■ **EXERCISE TASK 1**: List the social media platforms named in the blog post below.

■ **DOCUMENT EXCERPT**:
Hello and Welcome!

Hello and Welcome!

My name is John Nicholl. I'm an Industrial Design student, based in Adelaide, South Australia and this is the beginning of somewhere that I can think aloud and share my work.

This blog is somewhat outdated.
More current projects are posted on my website.

Twitter, Instagram and Tumblr: jwrnicholl

Thursday, September 19, 2013

Hardwood Box

If you are a fan of timber craft, this is for you.

Back in my final year of high school I took small furniture construction as one of my subjects, which was awesome. This is the first assessment task that I built. It is a small timber box, which has the assassin's creed symbol stained into the lid.

The dark timber is Jarrah and the light timber is Meranti. Its held together with dovetails on the corners and has a rather large heavy lid. From memory, the lid is actually 22mm thick Meranti with the Jarrah border around it. Currently it serves as a box to hold my shot glasses and cocktail shaker.

■ **INFORMATION PROVIDED**:

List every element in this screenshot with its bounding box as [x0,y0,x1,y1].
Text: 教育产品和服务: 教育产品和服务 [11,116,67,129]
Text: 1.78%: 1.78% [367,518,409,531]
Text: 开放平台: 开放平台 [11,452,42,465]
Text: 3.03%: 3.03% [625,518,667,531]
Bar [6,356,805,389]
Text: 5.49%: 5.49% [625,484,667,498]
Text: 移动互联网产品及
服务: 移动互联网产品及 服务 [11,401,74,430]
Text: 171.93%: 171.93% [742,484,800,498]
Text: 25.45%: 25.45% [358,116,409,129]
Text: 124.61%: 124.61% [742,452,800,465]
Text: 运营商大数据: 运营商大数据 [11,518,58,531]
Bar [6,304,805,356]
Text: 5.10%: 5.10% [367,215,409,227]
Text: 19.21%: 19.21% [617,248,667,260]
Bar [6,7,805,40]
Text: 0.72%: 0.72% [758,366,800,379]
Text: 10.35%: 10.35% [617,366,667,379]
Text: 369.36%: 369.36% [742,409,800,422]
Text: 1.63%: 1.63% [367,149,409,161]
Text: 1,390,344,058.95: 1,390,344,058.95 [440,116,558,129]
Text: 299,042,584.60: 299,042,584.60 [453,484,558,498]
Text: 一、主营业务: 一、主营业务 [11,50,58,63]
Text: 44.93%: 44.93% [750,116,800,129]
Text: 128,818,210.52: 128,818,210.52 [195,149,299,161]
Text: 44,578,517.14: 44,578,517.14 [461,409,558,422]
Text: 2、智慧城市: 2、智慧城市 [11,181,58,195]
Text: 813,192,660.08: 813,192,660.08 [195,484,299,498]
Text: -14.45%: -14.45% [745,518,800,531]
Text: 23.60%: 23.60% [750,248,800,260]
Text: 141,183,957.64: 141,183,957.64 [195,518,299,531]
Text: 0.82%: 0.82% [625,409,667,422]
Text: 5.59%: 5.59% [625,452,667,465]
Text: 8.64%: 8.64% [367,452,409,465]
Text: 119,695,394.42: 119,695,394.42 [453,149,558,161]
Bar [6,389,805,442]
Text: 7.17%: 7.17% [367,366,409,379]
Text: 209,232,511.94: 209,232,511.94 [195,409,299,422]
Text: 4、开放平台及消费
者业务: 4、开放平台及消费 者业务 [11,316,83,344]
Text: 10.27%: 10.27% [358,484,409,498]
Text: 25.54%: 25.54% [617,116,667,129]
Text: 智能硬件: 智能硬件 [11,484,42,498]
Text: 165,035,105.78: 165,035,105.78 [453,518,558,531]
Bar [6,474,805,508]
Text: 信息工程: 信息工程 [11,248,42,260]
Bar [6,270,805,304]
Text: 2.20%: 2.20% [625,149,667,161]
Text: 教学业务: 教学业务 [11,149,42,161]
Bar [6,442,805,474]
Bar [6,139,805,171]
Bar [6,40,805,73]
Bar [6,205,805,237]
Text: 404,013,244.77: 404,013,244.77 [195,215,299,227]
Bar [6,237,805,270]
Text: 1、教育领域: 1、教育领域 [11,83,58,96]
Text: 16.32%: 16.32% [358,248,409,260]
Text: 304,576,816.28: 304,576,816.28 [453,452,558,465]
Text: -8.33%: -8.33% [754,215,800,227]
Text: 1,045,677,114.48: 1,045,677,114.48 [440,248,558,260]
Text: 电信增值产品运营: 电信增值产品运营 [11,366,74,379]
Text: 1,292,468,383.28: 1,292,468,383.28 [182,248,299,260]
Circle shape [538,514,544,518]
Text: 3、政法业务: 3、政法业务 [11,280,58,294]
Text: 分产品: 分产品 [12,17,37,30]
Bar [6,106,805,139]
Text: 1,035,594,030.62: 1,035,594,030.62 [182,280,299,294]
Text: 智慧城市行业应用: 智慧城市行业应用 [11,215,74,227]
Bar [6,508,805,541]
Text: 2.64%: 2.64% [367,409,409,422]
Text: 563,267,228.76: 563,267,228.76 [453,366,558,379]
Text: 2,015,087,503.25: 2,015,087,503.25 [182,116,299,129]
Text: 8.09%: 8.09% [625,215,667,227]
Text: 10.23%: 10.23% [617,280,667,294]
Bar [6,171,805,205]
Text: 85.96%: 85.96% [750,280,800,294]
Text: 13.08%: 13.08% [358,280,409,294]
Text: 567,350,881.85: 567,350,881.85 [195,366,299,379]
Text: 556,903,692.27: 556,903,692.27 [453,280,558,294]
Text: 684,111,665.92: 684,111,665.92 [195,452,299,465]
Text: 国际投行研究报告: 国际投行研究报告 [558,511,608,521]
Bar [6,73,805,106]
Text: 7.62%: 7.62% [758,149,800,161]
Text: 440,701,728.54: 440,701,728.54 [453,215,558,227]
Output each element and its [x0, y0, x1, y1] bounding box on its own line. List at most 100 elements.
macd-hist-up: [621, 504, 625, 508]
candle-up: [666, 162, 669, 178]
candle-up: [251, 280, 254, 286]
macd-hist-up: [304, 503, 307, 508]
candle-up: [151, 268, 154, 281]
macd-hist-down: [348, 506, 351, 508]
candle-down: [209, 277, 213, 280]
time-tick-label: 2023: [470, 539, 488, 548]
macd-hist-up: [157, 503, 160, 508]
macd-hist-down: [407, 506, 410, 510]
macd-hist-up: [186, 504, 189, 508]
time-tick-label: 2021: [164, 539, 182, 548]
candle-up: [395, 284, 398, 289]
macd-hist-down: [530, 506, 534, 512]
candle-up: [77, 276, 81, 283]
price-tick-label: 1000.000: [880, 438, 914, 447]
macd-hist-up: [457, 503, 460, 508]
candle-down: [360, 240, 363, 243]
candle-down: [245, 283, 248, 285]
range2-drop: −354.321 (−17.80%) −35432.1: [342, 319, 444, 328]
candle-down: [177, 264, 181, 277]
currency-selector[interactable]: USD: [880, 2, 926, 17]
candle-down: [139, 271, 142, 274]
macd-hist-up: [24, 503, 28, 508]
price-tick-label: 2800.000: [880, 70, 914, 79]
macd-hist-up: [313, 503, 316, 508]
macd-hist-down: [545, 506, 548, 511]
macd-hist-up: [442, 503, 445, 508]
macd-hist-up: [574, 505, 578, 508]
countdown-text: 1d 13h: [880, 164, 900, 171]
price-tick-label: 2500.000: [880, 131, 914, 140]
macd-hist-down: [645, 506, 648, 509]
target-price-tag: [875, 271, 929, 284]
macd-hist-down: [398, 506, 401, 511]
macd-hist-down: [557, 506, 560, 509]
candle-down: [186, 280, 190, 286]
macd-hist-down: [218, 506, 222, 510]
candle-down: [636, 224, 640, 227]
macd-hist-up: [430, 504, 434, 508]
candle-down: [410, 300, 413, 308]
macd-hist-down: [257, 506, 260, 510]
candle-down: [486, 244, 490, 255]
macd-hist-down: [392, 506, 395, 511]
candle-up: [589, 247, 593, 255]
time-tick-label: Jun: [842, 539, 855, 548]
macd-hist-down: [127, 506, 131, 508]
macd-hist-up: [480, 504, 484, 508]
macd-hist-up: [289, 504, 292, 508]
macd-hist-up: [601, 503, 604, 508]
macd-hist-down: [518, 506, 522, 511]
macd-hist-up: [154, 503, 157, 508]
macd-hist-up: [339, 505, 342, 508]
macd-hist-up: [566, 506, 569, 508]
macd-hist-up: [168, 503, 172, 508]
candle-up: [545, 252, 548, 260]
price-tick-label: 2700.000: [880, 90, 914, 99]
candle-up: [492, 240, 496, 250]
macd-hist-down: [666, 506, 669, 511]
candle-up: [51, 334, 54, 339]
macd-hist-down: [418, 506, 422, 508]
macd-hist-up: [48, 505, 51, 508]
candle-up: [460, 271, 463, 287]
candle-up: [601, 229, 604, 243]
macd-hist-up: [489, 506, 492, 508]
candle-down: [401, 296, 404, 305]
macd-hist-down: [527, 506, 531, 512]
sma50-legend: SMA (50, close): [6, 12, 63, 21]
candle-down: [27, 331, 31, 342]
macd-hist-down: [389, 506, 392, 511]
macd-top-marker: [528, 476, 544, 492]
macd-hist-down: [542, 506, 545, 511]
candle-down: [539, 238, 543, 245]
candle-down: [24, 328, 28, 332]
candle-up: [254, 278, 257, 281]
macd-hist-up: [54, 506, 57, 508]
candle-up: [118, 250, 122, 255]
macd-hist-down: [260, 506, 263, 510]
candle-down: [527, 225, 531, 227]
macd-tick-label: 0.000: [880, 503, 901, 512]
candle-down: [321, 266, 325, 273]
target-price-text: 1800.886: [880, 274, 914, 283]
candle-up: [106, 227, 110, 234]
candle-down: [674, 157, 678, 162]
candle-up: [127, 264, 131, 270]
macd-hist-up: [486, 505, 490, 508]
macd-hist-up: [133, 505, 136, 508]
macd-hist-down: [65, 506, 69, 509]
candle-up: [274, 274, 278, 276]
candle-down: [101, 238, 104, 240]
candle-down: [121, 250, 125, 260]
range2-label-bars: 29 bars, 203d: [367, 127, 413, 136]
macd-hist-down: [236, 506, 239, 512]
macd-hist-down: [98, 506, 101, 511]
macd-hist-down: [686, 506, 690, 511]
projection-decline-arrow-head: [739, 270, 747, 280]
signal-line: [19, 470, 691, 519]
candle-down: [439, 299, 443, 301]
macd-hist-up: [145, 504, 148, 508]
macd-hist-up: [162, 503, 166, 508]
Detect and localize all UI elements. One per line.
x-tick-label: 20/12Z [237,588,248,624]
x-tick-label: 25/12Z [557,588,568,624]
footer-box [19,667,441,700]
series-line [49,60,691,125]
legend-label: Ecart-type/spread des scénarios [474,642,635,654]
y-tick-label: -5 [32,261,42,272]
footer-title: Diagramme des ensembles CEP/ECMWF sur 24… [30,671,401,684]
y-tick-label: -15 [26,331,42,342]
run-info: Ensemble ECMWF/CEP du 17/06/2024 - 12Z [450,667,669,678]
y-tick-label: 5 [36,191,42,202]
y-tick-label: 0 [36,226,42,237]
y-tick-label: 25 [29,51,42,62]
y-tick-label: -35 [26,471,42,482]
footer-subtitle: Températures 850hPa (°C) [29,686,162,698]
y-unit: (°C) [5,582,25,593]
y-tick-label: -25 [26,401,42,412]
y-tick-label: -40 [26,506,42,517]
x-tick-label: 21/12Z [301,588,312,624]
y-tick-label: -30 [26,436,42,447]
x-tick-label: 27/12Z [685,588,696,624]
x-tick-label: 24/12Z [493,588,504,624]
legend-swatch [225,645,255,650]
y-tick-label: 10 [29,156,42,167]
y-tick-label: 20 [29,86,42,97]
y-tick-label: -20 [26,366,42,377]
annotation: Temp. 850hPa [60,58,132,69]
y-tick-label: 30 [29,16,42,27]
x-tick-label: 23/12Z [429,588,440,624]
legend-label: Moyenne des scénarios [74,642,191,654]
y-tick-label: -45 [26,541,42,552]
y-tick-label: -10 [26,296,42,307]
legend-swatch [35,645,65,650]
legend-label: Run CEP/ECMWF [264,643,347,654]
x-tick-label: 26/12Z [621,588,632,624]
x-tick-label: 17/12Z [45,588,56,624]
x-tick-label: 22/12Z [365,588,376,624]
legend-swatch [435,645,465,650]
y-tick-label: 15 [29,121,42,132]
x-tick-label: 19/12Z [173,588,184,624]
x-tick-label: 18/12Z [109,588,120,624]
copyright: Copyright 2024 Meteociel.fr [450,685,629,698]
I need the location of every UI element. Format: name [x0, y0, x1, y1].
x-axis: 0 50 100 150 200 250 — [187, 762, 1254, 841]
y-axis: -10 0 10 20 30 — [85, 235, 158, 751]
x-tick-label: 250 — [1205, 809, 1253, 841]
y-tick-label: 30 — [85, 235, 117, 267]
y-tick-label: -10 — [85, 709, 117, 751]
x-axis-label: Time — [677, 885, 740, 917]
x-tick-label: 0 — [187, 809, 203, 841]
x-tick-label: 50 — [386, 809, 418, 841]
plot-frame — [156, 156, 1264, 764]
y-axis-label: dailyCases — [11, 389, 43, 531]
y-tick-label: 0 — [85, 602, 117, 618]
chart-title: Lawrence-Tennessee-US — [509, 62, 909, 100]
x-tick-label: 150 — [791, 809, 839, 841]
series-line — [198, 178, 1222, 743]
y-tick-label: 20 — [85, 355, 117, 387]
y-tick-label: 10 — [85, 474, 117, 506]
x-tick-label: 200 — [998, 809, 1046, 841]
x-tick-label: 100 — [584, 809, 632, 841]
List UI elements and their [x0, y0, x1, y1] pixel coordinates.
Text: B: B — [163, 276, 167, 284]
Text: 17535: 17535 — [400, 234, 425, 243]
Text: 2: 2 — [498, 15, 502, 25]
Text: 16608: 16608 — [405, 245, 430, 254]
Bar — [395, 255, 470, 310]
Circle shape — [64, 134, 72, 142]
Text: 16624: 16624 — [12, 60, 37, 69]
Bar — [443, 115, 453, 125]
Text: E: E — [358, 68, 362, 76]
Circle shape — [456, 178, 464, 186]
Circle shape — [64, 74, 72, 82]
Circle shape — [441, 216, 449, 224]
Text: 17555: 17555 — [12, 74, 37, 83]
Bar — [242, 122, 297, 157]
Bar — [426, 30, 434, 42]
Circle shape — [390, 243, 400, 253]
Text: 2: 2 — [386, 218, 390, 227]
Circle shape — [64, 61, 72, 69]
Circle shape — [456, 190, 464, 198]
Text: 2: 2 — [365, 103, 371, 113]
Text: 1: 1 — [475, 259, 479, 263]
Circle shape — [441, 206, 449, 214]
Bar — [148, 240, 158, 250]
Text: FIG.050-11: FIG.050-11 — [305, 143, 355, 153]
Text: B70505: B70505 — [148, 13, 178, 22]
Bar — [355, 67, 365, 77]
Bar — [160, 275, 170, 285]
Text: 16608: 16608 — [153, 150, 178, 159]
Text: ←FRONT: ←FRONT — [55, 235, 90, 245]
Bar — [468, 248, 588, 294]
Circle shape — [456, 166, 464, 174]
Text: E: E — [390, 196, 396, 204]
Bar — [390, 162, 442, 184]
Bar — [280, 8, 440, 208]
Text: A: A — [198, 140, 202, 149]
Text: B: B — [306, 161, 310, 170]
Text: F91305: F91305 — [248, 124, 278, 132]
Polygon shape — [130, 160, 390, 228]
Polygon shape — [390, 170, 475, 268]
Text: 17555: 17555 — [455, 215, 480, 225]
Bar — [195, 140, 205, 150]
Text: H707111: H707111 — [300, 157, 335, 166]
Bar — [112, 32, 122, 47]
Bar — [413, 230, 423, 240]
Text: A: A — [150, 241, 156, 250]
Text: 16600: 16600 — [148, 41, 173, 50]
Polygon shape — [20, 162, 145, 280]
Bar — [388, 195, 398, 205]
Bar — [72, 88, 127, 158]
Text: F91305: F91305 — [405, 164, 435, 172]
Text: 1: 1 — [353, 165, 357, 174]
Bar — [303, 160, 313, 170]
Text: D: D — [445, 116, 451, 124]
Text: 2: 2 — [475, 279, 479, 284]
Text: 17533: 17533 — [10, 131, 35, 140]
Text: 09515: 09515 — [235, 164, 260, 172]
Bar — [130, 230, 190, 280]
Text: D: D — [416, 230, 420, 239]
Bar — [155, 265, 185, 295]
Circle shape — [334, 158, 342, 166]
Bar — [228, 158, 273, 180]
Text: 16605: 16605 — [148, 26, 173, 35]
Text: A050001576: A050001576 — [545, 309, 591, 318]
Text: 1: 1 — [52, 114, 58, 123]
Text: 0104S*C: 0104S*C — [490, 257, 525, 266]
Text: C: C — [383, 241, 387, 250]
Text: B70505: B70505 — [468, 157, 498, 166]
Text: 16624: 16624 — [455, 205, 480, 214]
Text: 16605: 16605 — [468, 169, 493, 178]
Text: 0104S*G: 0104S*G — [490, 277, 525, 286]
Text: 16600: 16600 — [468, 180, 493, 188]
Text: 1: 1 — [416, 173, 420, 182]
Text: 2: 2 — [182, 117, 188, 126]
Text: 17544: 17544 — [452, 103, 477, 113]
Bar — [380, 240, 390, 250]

■ **EXERCISE TASK 2**: Express the records above as a JSON list of strings, one string per line and blank lines left out, covering everything from the start of the records down to the line containing "Text: 128,818,210.52: 128,818,210.52", with both ends included.

■ **REPLY 1**: Twitter, Instagram, Tumblr

■ **REPLY 2**:
[
  "List every element in this screenshot with its bounding box as [x0,y0,x1,y1].",
  "Text: 教育产品和服务: 教育产品和服务 [11,116,67,129]",
  "Text: 1.78%: 1.78% [367,518,409,531]",
  "Text: 开放平台: 开放平台 [11,452,42,465]",
  "Text: 3.03%: 3.03% [625,518,667,531]",
  "Bar [6,356,805,389]",
  "Text: 5.49%: 5.49% [625,484,667,498]",
  "Text: 移动互联网产品及",
  "服务: 移动互联网产品及 服务 [11,401,74,430]",
  "Text: 171.93%: 171.93% [742,484,800,498]",
  "Text: 25.45%: 25.45% [358,116,409,129]",
  "Text: 124.61%: 124.61% [742,452,800,465]",
  "Text: 运营商大数据: 运营商大数据 [11,518,58,531]",
  "Bar [6,304,805,356]",
  "Text: 5.10%: 5.10% [367,215,409,227]",
  "Text: 19.21%: 19.21% [617,248,667,260]",
  "Bar [6,7,805,40]",
  "Text: 0.72%: 0.72% [758,366,800,379]",
  "Text: 10.35%: 10.35% [617,366,667,379]",
  "Text: 369.36%: 369.36% [742,409,800,422]",
  "Text: 1.63%: 1.63% [367,149,409,161]",
  "Text: 1,390,344,058.95: 1,390,344,058.95 [440,116,558,129]",
  "Text: 299,042,584.60: 299,042,584.60 [453,484,558,498]",
  "Text: 一、主营业务: 一、主营业务 [11,50,58,63]",
  "Text: 44.93%: 44.93% [750,116,800,129]",
  "Text: 128,818,210.52: 128,818,210.52 [195,149,299,161]"
]